[Page excerpt Boundary: Start]

Next generation Ajax frameworks may allow this, but I don’t see a mad dash to put desktop applications on the web. This isn’t Oz, and clicking our Ruby slippers together, saying, “There’s no place like the web…there’s no place like the web” isn’t going to make this happen.

I do agree with a standard set of event handlers, and making sure that each library chains its functionality on to an event so that it doesn’t bump another library’s (or the web page developer’s), but I don’t think this means then that we can move Adobe Photoshop on to the web. I don’t think this is something that users are demanding.

As for making a set of ‘custom’ events, such as NextMonth for calendars, this totally abrogates much of the concept of abstration by taking a general event (such as a mouse click) and blurring the lines between it and a business event (NextMonth). This not only adds to the complexity of the frameworks, it adds to the size of the code, as well as the points of breakage any time a new browser is released (or a new library included in the application).

What is really needed is a basic understanding of how event handlers are attached to objects, ensuring that no one library impacts adversely on another library or on the web developer’s efforts. That and a simplified way of attaching events to objects is nice. More than that is an example of a developer with too much time on their hands.

[Page excerpt Boundary: End]

**What is required**
List everything that the event-handler commentary says a set of custom events adds to.

[Study material Boundary: Start]

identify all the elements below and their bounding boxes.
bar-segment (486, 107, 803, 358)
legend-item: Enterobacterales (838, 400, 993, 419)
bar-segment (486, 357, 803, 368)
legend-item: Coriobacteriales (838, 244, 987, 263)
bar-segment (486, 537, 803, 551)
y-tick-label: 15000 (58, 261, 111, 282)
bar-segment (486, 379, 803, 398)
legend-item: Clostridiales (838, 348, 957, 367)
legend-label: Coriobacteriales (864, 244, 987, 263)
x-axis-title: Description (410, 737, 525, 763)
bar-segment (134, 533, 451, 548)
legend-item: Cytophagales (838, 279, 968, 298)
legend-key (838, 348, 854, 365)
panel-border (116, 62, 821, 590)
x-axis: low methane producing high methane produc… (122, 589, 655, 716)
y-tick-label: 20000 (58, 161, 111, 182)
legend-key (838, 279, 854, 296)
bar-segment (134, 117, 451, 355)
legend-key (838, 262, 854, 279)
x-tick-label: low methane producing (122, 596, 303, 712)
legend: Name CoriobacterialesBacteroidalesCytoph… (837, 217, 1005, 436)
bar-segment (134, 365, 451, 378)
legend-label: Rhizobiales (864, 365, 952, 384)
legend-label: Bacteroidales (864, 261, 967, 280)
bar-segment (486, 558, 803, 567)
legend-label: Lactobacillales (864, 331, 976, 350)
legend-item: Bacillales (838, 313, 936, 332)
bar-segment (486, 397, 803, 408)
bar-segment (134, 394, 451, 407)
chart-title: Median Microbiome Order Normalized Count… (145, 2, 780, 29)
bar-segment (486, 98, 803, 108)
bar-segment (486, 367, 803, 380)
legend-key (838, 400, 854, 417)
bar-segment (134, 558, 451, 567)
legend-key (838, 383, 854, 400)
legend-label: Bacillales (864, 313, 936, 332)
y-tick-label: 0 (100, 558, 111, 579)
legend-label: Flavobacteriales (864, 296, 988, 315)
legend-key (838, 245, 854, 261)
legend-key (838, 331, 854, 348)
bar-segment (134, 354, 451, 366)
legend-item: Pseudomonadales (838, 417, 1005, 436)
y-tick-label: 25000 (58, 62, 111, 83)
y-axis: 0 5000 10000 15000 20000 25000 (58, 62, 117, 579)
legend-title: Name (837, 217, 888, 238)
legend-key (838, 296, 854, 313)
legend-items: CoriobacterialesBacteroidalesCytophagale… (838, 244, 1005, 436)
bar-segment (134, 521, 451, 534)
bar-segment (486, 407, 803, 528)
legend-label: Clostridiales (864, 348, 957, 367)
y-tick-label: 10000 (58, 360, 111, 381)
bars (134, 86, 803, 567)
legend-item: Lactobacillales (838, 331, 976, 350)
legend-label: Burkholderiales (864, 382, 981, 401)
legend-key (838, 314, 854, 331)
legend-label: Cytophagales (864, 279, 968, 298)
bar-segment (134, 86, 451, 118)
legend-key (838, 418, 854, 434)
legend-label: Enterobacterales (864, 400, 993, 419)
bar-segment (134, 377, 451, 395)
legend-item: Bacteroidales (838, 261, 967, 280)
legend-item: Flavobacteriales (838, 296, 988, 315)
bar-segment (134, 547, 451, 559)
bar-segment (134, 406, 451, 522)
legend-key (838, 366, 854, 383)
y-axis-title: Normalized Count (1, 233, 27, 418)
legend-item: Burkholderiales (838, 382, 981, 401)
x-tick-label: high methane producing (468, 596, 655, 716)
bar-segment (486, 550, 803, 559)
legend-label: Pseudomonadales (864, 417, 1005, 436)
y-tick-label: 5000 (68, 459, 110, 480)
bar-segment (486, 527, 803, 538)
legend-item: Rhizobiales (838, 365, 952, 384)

[Study material Boundary: End]

**Answer to this exercise**
- The complexity of the frameworks
- The size of the code
- The points of breakage any time a new browser is released (or a new library is included in the application)